* **Your objective**: Lines holding the string "课件出示" are the ones to copy from this listing.

== Records for this task

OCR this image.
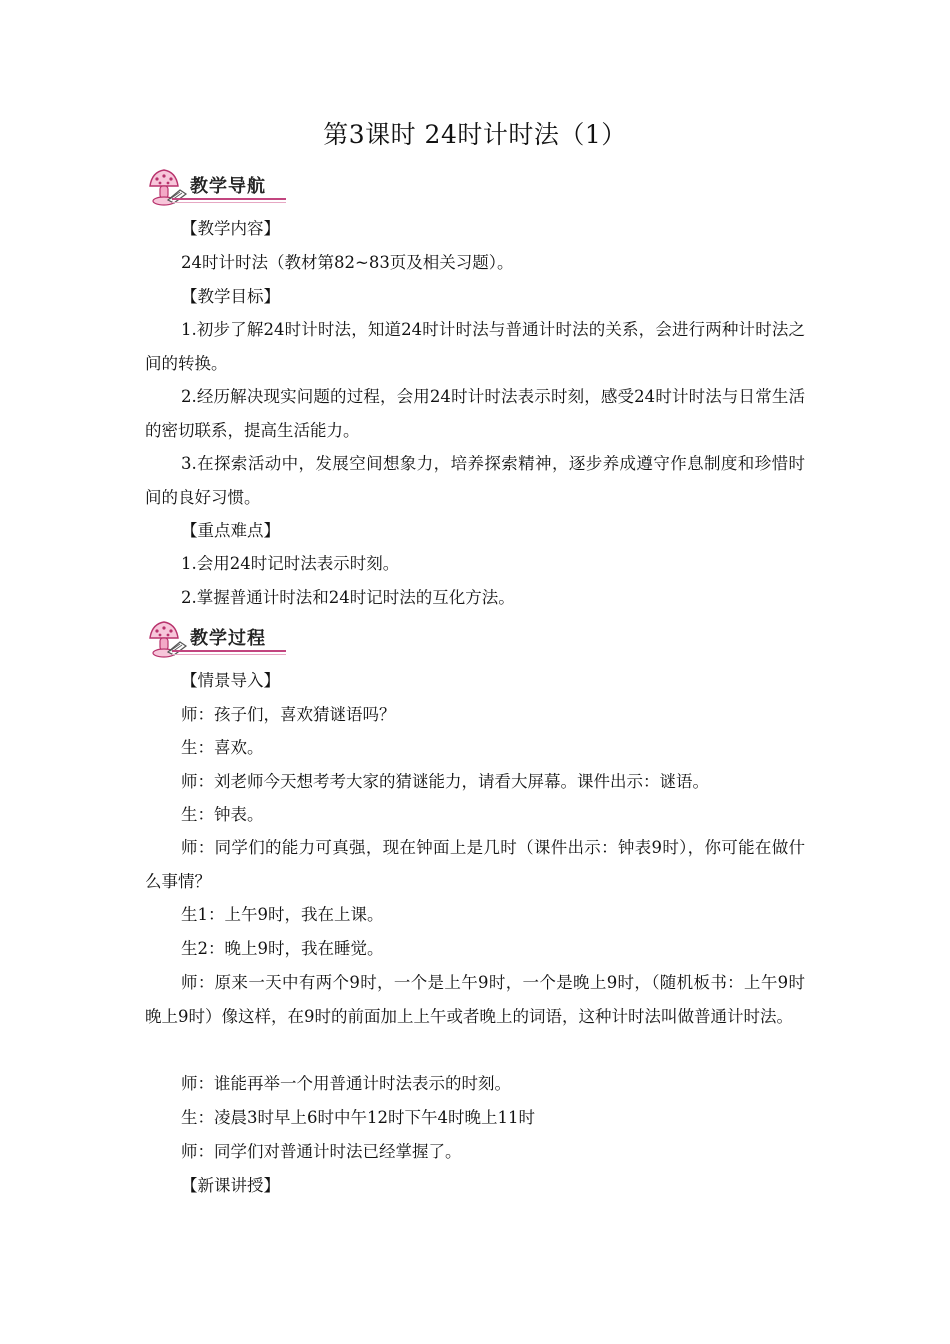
第3课时 24时计时法（1）
教学导航

【教学内容】

24时计时法（教材第82~83页及相关习题）。

【教学目标】

1.初步了解24时计时法，知道24时计时法与普通计时法的关系，会进行两种计时法之间的转换。

2.经历解决现实问题的过程，会用24时计时法表示时刻，感受24时计时法与日常生活的密切联系，提高生活能力。

3.在探索活动中，发展空间想象力，培养探索精神，逐步养成遵守作息制度和珍惜时间的良好习惯。

【重点难点】

1.会用24时记时法表示时刻。

2.掌握普通计时法和24时记时法的互化方法。

教学过程

【情景导入】

师：孩子们，喜欢猜谜语吗？

生：喜欢。

师：刘老师今天想考考大家的猜谜能力，请看大屏幕。课件出示：谜语。

生：钟表。

师：同学们的能力可真强，现在钟面上是几时（课件出示：钟表9时），你可能在做什么事情？

生1：上午9时，我在上课。

生2：晚上9时，我在睡觉。

师：原来一天中有两个9时，一个是上午9时，一个是晚上9时，（随机板书：上午9时晚上9时）像这样，在9时的前面加上上午或者晚上的词语，这种计时法叫做普通计时法。

师：谁能再举一个用普通计时法表示的时刻。

生：凌晨3时早上6时中午12时下午4时晚上11时

师：同学们对普通计时法已经掌握了。

【新课讲授】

====

* **Solution to the exercise**:
师：刘老师今天想考考大家的猜谜能力，请看大屏幕。课件出示：谜语。
师：同学们的能力可真强，现在钟面上是几时（课件出示：钟表9时），你可能在做什么事情？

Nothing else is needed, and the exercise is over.